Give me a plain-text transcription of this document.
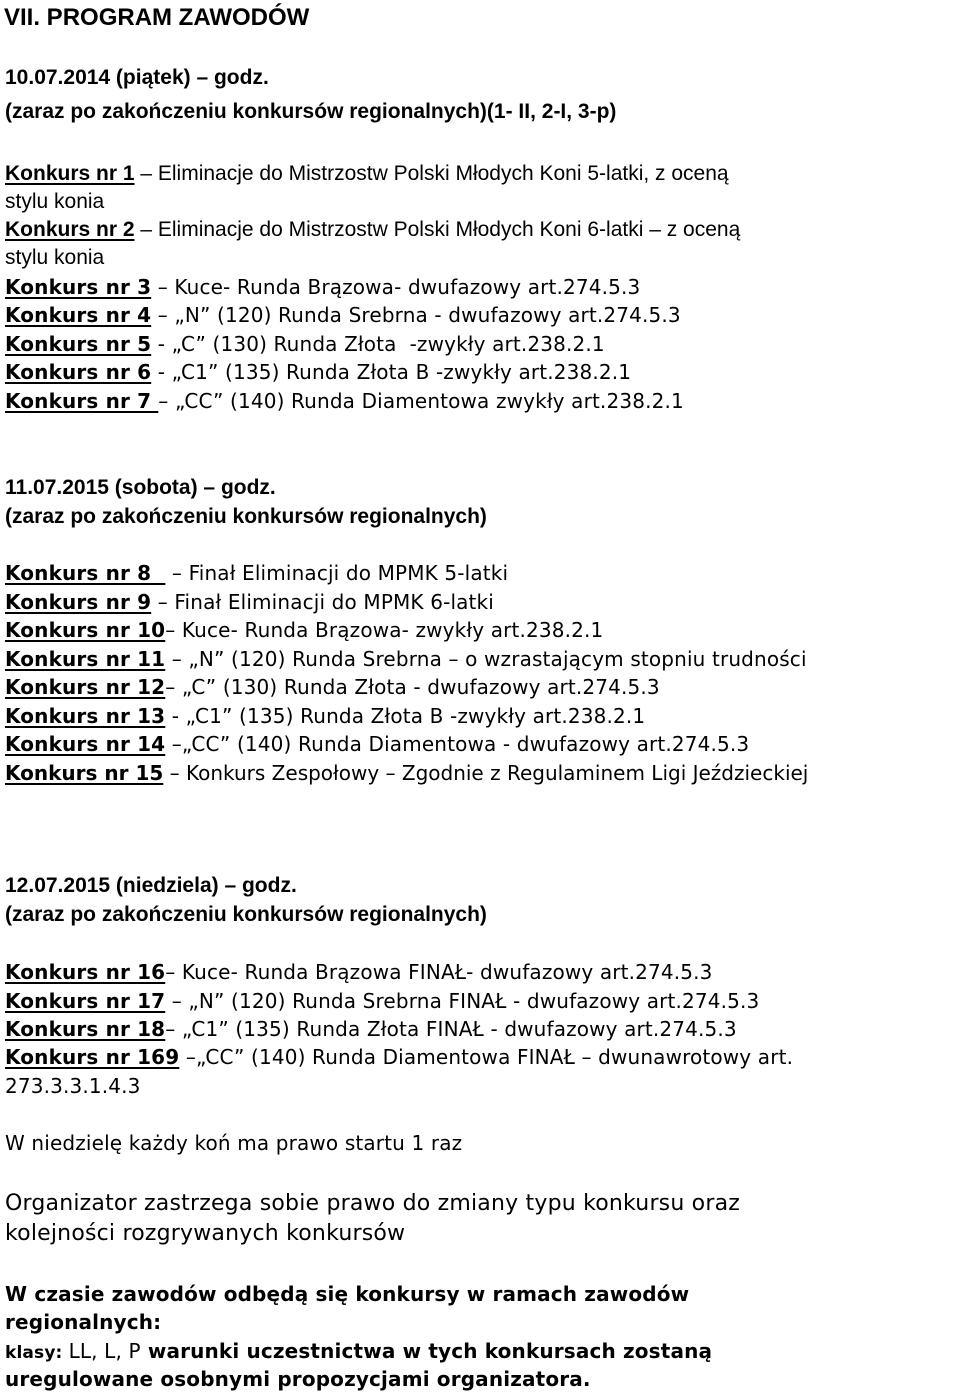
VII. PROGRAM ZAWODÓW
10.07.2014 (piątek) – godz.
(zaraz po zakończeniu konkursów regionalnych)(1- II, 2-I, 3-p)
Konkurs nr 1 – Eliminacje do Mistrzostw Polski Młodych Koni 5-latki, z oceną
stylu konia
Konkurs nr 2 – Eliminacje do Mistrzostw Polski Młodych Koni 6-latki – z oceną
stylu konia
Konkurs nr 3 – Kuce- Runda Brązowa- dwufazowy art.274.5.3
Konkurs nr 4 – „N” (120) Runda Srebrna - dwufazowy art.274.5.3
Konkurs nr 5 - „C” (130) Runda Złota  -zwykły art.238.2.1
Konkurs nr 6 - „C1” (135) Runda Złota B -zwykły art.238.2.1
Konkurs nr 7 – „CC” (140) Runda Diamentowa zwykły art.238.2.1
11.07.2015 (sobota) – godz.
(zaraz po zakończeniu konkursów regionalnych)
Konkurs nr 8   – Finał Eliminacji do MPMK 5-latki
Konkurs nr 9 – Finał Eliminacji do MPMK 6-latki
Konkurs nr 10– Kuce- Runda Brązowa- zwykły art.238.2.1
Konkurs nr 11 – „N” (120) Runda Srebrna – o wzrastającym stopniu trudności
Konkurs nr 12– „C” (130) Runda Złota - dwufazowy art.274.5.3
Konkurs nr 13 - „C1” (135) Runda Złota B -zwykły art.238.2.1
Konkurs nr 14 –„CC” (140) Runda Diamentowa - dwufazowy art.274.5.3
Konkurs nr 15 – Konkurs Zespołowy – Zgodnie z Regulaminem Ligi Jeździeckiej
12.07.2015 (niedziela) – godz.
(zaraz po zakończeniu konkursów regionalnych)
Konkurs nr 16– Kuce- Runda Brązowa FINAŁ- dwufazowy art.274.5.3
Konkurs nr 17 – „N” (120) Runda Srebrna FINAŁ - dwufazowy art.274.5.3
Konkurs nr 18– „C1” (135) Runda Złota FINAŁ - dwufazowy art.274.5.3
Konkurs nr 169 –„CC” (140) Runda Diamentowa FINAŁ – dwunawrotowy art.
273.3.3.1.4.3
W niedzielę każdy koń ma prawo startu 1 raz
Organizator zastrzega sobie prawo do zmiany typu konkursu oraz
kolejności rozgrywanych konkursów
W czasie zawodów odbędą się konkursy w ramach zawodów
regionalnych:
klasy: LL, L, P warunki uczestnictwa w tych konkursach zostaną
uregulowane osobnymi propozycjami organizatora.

—————

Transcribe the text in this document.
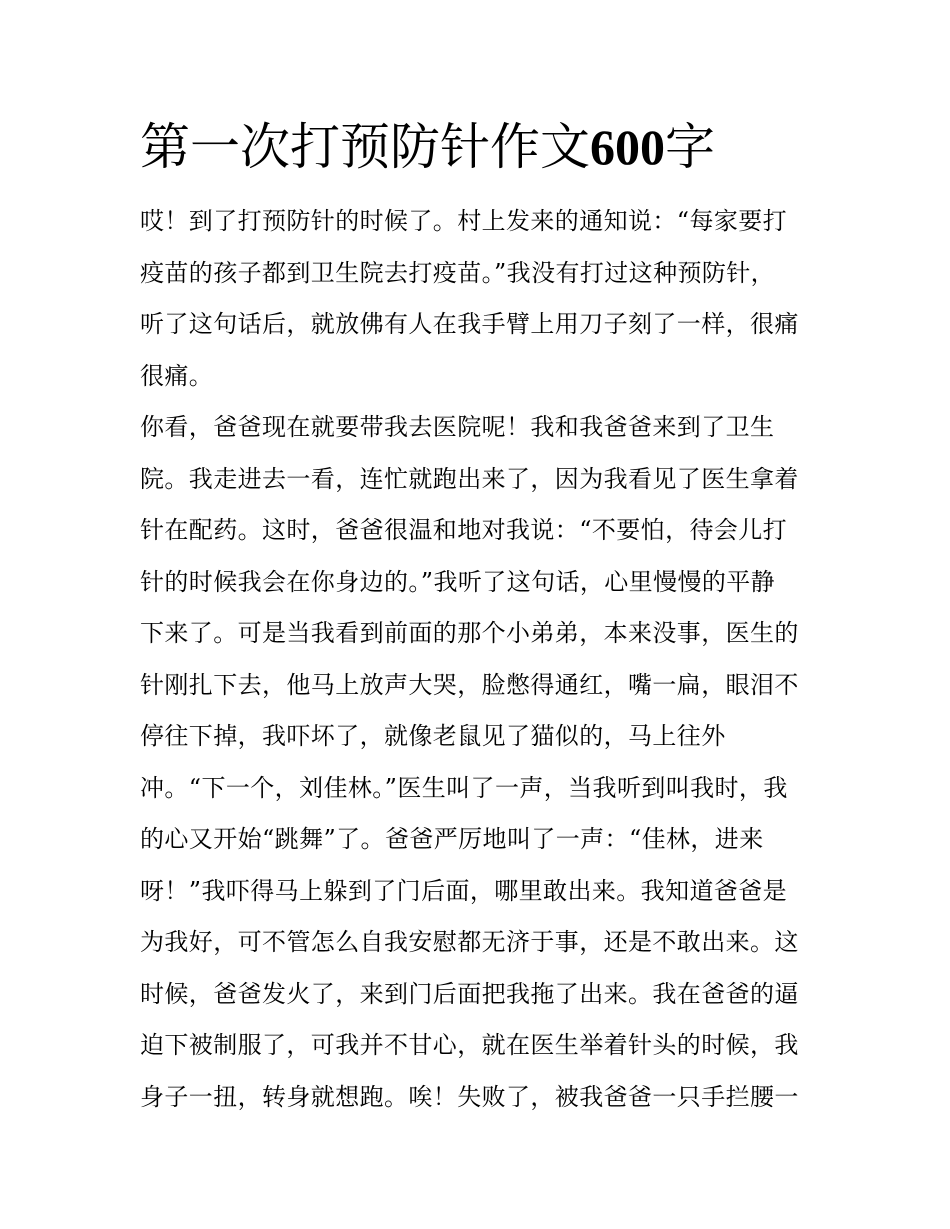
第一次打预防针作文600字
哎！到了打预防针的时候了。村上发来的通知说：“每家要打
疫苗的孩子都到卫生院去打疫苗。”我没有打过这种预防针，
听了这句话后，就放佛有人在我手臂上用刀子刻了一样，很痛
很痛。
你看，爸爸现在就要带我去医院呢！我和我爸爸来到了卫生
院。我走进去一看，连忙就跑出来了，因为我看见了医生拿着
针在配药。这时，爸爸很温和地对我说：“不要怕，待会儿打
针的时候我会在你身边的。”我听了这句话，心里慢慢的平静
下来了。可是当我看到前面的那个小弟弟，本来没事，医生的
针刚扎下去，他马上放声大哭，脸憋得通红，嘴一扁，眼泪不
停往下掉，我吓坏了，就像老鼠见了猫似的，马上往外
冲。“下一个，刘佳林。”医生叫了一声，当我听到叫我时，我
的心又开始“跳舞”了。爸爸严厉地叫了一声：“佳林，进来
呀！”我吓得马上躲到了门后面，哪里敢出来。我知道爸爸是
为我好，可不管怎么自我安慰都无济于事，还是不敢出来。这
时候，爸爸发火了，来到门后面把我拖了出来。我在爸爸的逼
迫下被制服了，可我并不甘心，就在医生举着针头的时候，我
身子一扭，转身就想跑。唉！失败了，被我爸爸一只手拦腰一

—————

__Problem statement__
Look through the records and gather each line with the word "godz".

__Written answer__
10.07.2014 (piątek) – godz.
11.07.2015 (sobota) – godz.
12.07.2015 (niedziela) – godz.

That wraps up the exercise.